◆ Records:
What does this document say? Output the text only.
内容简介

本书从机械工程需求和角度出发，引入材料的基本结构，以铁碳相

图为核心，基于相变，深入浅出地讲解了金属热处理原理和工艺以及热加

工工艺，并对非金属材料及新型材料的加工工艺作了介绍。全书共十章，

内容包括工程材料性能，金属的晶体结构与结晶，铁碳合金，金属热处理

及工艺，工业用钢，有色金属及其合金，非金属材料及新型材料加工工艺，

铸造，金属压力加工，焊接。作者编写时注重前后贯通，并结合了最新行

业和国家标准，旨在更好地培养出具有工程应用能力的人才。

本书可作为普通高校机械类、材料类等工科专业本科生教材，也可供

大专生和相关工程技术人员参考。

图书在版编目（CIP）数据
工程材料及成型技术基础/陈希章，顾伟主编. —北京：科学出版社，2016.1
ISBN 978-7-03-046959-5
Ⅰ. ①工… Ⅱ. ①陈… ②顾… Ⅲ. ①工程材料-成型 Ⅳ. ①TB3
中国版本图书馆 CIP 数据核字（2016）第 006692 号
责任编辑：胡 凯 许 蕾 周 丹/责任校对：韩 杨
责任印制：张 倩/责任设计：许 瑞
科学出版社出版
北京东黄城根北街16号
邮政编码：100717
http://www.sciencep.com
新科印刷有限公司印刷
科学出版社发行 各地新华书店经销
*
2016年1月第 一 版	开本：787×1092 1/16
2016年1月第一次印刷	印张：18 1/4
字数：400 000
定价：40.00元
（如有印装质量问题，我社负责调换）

◆ What to work on: Every entry in the listing must be retyped exactly.

◆ Exercise answer:
What does this document say? Output the text only.
内容简介

本书从机械工程需求和角度出发，引入材料的基本结构，以铁碳相

图为核心，基于相变，深入浅出地讲解了金属热处理原理和工艺以及热加

工工艺，并对非金属材料及新型材料的加工工艺作了介绍。全书共十章，

内容包括工程材料性能，金属的晶体结构与结晶，铁碳合金，金属热处理

及工艺，工业用钢，有色金属及其合金，非金属材料及新型材料加工工艺，

铸造，金属压力加工，焊接。作者编写时注重前后贯通，并结合了最新行

业和国家标准，旨在更好地培养出具有工程应用能力的人才。

本书可作为普通高校机械类、材料类等工科专业本科生教材，也可供

大专生和相关工程技术人员参考。

图书在版编目（CIP）数据
工程材料及成型技术基础/陈希章，顾伟主编. —北京：科学出版社，2016.1
ISBN 978-7-03-046959-5
Ⅰ. ①工… Ⅱ. ①陈… ②顾… Ⅲ. ①工程材料-成型 Ⅳ. ①TB3
中国版本图书馆 CIP 数据核字（2016）第 006692 号
责任编辑：胡 凯 许 蕾 周 丹/责任校对：韩 杨
责任印制：张 倩/责任设计：许 瑞
科学出版社出版
北京东黄城根北街16号
邮政编码：100717
http://www.sciencep.com
新科印刷有限公司印刷
科学出版社发行 各地新华书店经销
*
2016年1月第 一 版	开本：787×1092 1/16
2016年1月第一次印刷	印张：18 1/4
字数：400 000
定价：40.00元
（如有印装质量问题，我社负责调换）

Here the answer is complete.